** START OF GIVEN RECORDS **

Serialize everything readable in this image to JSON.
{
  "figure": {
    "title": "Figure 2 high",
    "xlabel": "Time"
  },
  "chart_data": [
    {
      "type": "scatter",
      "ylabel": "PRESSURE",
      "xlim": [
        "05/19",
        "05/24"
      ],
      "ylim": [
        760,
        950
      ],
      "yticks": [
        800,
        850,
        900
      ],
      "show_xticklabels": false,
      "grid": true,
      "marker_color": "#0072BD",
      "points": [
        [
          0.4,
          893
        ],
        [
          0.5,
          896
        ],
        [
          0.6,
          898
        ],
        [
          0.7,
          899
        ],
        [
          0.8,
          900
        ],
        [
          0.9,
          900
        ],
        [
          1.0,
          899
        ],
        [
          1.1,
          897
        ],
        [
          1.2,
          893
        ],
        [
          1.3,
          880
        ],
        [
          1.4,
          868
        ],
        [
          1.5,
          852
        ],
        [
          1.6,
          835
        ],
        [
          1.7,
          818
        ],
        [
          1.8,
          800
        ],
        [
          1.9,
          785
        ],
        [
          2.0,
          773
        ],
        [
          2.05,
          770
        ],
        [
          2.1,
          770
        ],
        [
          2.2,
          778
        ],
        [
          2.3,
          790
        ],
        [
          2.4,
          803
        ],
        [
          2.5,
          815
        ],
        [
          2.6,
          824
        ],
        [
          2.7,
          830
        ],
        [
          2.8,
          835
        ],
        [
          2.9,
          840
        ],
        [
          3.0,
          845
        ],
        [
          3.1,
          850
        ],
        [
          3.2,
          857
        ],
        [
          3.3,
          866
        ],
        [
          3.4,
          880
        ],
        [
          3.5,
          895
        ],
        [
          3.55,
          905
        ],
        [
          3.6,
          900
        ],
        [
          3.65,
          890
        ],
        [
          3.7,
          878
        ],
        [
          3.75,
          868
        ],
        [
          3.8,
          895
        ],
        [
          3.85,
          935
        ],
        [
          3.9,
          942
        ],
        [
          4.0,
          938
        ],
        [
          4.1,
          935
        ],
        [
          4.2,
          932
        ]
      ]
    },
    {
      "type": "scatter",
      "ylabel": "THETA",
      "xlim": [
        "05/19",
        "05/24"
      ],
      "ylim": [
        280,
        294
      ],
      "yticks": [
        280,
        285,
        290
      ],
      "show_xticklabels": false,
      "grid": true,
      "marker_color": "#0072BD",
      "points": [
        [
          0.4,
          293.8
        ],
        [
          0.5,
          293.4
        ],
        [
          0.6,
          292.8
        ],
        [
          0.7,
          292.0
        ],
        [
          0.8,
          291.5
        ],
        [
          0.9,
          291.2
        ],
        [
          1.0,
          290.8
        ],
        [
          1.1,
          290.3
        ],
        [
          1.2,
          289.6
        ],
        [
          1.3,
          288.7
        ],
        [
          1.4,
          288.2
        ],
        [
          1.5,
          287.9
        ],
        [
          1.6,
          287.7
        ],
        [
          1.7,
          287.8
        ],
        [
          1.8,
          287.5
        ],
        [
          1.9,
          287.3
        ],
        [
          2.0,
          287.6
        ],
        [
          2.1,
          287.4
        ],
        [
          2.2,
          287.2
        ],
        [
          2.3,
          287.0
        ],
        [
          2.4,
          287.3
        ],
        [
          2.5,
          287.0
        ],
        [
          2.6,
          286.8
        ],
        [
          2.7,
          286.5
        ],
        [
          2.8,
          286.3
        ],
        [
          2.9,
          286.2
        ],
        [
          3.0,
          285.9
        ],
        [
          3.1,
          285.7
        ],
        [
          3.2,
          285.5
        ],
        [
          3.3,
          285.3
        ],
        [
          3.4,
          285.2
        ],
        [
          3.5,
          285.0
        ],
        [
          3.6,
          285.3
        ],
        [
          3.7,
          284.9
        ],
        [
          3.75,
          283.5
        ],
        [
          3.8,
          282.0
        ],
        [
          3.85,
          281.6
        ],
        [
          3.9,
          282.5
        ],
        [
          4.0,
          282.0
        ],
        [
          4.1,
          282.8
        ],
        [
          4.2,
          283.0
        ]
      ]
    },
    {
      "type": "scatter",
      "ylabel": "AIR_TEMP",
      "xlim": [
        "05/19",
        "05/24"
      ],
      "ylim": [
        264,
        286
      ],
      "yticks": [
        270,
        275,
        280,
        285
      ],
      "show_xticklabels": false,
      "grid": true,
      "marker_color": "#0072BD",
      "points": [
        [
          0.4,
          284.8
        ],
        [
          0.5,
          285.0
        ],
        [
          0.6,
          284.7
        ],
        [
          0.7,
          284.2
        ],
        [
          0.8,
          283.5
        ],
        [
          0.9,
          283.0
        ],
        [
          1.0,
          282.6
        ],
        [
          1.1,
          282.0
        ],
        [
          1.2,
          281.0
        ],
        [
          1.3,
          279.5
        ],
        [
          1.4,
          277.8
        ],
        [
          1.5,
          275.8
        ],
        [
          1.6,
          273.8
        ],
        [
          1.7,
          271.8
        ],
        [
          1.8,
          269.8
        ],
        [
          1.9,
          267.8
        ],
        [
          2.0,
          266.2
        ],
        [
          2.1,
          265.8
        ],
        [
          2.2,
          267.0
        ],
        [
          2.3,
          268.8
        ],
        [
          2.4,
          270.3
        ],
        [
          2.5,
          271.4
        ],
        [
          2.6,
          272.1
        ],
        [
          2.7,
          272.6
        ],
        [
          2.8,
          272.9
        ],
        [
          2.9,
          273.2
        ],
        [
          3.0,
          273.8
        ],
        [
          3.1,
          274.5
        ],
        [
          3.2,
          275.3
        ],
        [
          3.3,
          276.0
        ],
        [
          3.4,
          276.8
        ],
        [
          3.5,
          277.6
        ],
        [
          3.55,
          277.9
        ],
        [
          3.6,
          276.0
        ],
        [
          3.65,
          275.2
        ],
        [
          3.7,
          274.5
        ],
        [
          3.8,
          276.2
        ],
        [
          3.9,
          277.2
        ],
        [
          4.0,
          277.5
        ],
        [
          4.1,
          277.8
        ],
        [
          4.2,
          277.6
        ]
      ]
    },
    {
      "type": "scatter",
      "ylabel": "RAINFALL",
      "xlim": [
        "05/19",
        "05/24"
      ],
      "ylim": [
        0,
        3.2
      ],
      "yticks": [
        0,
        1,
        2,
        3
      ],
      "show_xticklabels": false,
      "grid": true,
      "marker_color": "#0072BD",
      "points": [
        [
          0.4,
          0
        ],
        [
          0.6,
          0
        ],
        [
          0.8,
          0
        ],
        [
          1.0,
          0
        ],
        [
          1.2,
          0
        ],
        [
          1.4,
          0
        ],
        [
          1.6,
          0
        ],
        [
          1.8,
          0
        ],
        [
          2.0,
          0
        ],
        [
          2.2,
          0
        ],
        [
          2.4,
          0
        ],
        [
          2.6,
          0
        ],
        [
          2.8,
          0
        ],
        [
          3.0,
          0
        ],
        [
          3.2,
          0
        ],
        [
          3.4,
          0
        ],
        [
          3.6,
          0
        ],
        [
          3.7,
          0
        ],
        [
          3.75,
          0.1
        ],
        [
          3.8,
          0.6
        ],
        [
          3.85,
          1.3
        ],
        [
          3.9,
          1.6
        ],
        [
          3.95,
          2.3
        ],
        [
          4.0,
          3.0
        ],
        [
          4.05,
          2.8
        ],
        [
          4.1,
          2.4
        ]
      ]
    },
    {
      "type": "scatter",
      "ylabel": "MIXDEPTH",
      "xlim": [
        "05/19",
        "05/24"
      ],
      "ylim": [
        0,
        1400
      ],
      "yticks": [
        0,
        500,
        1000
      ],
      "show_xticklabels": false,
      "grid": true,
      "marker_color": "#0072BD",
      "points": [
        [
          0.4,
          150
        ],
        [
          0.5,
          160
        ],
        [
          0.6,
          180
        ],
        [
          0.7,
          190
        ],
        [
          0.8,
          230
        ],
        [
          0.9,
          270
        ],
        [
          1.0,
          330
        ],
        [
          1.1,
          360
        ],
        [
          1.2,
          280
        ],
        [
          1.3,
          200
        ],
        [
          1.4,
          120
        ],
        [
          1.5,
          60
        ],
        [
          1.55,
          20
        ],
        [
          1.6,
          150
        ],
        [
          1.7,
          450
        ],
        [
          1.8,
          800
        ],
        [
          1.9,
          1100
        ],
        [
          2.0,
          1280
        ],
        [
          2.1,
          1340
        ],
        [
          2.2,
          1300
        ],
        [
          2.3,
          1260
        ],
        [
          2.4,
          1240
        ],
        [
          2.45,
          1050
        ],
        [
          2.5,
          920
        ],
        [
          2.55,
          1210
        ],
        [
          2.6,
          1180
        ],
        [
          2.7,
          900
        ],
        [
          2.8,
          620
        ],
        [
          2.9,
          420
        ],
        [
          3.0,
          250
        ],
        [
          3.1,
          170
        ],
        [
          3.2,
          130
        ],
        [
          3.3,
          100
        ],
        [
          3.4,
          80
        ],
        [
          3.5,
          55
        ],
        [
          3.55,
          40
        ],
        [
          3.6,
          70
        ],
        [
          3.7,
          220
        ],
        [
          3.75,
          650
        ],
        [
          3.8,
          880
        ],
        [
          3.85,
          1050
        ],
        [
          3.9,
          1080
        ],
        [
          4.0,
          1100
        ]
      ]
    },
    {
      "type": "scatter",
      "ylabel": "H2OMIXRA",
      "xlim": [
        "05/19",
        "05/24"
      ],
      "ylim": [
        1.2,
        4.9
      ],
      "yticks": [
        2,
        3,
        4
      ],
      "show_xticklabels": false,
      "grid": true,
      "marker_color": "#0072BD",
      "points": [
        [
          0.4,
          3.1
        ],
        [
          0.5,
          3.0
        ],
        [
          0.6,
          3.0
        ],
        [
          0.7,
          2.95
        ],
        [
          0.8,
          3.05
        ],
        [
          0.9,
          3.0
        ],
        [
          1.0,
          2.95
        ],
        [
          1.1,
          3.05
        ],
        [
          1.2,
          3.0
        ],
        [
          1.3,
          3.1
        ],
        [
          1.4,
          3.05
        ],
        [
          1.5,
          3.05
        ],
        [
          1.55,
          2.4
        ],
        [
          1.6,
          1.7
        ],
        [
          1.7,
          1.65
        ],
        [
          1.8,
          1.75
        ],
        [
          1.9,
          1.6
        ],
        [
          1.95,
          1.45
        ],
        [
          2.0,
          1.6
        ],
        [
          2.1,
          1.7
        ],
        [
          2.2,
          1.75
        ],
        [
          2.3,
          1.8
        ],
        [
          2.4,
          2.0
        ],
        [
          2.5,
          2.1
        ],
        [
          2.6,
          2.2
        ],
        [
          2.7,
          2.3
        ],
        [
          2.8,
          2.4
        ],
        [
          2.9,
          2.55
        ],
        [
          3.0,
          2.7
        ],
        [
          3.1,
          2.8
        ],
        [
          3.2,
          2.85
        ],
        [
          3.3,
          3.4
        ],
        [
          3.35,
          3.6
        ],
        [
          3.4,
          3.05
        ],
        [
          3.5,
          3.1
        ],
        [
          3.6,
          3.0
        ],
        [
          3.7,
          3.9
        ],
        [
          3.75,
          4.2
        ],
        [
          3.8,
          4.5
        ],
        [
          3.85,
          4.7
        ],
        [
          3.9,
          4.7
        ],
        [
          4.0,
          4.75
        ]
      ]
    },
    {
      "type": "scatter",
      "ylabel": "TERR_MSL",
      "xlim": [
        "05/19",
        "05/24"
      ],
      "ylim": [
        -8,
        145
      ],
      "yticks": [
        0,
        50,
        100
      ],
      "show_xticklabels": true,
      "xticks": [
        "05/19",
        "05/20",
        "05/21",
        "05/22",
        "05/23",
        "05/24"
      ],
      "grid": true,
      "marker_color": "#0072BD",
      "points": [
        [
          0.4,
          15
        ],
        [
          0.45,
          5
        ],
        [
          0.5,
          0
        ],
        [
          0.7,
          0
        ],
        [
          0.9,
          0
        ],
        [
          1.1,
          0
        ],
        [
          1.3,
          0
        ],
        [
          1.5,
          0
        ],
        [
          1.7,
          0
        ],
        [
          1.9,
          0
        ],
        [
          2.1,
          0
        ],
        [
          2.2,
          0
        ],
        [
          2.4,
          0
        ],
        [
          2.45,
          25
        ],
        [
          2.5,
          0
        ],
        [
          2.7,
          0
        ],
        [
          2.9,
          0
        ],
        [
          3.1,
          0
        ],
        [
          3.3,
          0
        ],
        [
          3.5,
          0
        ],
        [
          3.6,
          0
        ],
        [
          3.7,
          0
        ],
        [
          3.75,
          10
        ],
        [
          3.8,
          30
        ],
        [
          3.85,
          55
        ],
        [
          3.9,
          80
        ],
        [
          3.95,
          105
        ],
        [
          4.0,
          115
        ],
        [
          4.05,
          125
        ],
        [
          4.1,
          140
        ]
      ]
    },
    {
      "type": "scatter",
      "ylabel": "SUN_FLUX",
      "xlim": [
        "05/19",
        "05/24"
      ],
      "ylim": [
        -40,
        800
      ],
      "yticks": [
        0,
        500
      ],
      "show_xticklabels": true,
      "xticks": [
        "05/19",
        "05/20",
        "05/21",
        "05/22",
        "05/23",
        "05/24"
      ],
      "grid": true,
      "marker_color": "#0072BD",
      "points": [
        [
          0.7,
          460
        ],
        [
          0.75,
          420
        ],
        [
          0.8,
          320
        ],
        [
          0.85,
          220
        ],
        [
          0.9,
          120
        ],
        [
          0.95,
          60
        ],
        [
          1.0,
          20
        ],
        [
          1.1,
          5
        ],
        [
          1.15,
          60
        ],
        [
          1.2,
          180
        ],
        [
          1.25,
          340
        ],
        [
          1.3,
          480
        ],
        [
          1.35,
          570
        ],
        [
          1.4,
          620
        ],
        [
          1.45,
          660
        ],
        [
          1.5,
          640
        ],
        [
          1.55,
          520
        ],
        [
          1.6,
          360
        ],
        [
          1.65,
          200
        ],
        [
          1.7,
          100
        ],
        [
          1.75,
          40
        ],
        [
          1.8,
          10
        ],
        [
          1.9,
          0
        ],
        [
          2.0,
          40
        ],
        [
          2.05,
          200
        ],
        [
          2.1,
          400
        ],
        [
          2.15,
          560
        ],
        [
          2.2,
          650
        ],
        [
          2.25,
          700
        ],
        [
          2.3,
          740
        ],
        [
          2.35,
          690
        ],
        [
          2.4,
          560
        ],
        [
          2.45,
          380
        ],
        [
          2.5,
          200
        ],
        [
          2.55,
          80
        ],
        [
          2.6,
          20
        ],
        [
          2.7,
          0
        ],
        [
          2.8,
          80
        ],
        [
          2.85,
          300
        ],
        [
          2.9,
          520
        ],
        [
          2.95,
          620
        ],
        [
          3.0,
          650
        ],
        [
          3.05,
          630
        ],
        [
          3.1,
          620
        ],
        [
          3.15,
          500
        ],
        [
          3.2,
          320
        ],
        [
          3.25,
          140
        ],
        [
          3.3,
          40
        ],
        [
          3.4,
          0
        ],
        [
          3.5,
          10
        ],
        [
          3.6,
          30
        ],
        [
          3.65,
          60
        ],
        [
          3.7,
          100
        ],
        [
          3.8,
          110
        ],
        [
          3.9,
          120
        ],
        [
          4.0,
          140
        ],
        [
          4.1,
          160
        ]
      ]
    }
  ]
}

** END OF GIVEN RECORDS **

TASK BRIEF =
State the count of lines above containing the string "ylabel", and add nothing to it.

WRITTEN RESPONSE =
8